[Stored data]

>>>

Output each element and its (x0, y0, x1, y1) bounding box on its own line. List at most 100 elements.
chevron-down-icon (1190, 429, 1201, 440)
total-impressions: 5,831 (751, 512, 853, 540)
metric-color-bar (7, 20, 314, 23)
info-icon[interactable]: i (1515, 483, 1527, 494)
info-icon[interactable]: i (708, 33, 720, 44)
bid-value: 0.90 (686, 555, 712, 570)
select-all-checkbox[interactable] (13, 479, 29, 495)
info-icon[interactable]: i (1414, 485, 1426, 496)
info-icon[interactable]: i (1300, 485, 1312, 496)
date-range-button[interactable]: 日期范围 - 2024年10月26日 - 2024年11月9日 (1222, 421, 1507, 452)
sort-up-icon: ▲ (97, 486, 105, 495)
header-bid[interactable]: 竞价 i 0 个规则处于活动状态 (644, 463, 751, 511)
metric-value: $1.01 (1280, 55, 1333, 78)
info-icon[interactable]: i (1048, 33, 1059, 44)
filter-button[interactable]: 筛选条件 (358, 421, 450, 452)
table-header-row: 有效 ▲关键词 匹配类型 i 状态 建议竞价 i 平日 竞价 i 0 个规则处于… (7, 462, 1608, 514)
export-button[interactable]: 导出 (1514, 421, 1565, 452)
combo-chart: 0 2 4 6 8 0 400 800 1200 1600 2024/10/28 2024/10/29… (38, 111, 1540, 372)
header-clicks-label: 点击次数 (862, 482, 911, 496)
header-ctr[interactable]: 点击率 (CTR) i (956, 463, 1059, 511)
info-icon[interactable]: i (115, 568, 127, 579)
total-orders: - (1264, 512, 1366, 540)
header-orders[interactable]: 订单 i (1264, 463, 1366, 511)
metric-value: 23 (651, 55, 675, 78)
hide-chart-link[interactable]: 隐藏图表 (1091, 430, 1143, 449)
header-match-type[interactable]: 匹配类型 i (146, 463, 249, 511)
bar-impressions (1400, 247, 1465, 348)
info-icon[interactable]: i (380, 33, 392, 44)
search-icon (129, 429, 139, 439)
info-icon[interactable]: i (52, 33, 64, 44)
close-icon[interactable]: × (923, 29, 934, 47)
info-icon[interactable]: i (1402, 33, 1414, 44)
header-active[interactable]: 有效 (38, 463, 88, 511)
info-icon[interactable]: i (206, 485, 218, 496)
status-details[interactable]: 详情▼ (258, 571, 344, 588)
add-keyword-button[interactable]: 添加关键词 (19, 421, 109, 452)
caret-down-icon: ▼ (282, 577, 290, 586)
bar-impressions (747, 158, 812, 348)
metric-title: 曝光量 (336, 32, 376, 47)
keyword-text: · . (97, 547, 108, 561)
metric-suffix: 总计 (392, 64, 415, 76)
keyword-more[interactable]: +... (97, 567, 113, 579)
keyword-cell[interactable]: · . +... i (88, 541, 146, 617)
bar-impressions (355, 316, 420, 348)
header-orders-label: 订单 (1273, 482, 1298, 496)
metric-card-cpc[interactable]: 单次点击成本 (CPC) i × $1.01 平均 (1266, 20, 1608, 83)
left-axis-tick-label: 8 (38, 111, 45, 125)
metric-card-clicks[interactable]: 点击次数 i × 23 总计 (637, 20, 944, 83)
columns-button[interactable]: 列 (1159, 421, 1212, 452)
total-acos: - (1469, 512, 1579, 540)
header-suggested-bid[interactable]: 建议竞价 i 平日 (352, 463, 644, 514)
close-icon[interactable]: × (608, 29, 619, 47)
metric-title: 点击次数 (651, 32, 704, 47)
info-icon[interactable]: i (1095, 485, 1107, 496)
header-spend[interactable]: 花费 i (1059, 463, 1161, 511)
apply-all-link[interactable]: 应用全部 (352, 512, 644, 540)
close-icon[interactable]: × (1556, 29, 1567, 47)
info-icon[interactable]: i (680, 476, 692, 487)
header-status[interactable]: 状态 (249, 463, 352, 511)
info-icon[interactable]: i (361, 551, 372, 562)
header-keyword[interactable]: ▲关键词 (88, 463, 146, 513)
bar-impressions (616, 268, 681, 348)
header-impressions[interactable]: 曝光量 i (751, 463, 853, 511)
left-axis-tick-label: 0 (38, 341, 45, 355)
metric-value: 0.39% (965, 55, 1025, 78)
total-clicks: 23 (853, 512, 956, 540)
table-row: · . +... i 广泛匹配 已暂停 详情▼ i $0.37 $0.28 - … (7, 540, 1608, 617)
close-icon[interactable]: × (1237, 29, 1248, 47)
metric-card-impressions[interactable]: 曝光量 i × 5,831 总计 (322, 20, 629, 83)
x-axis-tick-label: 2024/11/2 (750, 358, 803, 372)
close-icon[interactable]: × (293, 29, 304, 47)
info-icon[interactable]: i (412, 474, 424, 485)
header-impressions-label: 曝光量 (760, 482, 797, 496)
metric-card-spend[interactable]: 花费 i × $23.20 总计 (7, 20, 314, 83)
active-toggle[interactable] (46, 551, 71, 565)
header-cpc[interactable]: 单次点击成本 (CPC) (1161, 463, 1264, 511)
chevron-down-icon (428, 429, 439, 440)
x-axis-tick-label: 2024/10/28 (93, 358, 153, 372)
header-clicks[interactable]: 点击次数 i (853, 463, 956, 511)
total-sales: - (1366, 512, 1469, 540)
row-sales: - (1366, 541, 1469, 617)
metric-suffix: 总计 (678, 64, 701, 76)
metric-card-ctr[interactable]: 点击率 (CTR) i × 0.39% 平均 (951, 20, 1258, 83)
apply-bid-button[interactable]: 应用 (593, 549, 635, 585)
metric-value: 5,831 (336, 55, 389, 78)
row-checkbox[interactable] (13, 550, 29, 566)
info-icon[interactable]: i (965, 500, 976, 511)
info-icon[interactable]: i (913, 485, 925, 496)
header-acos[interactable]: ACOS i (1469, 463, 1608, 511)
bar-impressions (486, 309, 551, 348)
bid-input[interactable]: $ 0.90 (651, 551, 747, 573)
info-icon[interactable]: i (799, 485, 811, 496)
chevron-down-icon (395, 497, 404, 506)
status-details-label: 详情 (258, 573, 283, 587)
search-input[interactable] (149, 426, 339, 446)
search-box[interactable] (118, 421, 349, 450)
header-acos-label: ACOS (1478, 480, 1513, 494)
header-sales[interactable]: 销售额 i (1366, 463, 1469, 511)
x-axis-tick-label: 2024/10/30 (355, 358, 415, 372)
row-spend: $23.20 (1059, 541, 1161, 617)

<<<

INSTRUCTIONS FOR THE TASK: Rewrite the lines starting at the first line and ending at the line containing "date-range-button[interactable]: 日期范围 - 2024年10月26日", replacing "info-icon" with "help-icon" and leaving all else unchanged.

RESULT OF THIS TASK:
Output each element and its (x0, y0, x1, y1) bounding box on its own line. List at most 100 elements.
chevron-down-icon (1190, 429, 1201, 440)
total-impressions: 5,831 (751, 512, 853, 540)
metric-color-bar (7, 20, 314, 23)
help-icon[interactable]: i (1515, 483, 1527, 494)
help-icon[interactable]: i (708, 33, 720, 44)
bid-value: 0.90 (686, 555, 712, 570)
select-all-checkbox[interactable] (13, 479, 29, 495)
help-icon[interactable]: i (1414, 485, 1426, 496)
help-icon[interactable]: i (1300, 485, 1312, 496)
date-range-button[interactable]: 日期范围 - 2024年10月26日 - 2024年11月9日 (1222, 421, 1507, 452)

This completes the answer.